_REQUIREMENTS_:
Each entry below must be repeated word for word.

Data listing
◇ ◇ ◇
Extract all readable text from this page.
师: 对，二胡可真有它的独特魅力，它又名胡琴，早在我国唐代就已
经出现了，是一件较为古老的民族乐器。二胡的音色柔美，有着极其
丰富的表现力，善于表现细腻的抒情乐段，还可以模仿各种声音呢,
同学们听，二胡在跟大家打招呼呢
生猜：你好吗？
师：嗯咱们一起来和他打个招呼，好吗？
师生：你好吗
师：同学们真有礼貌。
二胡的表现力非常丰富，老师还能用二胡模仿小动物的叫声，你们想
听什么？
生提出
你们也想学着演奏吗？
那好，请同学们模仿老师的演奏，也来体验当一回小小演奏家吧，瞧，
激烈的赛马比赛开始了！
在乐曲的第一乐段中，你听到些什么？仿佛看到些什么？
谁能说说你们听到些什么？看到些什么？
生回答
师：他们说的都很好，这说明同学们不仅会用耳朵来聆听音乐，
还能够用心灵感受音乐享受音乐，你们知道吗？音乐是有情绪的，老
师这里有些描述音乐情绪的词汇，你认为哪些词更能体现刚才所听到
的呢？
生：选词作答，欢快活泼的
◇ ◇ ◇
_EXERCISE ANSWER_:
Extract all readable text from this page.
师: 对，二胡可真有它的独特魅力，它又名胡琴，早在我国唐代就已
经出现了，是一件较为古老的民族乐器。二胡的音色柔美，有着极其
丰富的表现力，善于表现细腻的抒情乐段，还可以模仿各种声音呢,
同学们听，二胡在跟大家打招呼呢
生猜：你好吗？
师：嗯咱们一起来和他打个招呼，好吗？
师生：你好吗
师：同学们真有礼貌。
二胡的表现力非常丰富，老师还能用二胡模仿小动物的叫声，你们想
听什么？
生提出
你们也想学着演奏吗？
那好，请同学们模仿老师的演奏，也来体验当一回小小演奏家吧，瞧，
激烈的赛马比赛开始了！
在乐曲的第一乐段中，你听到些什么？仿佛看到些什么？
谁能说说你们听到些什么？看到些什么？
生回答
师：他们说的都很好，这说明同学们不仅会用耳朵来聆听音乐，
还能够用心灵感受音乐享受音乐，你们知道吗？音乐是有情绪的，老
师这里有些描述音乐情绪的词汇，你认为哪些词更能体现刚才所听到
的呢？
生：选词作答，欢快活泼的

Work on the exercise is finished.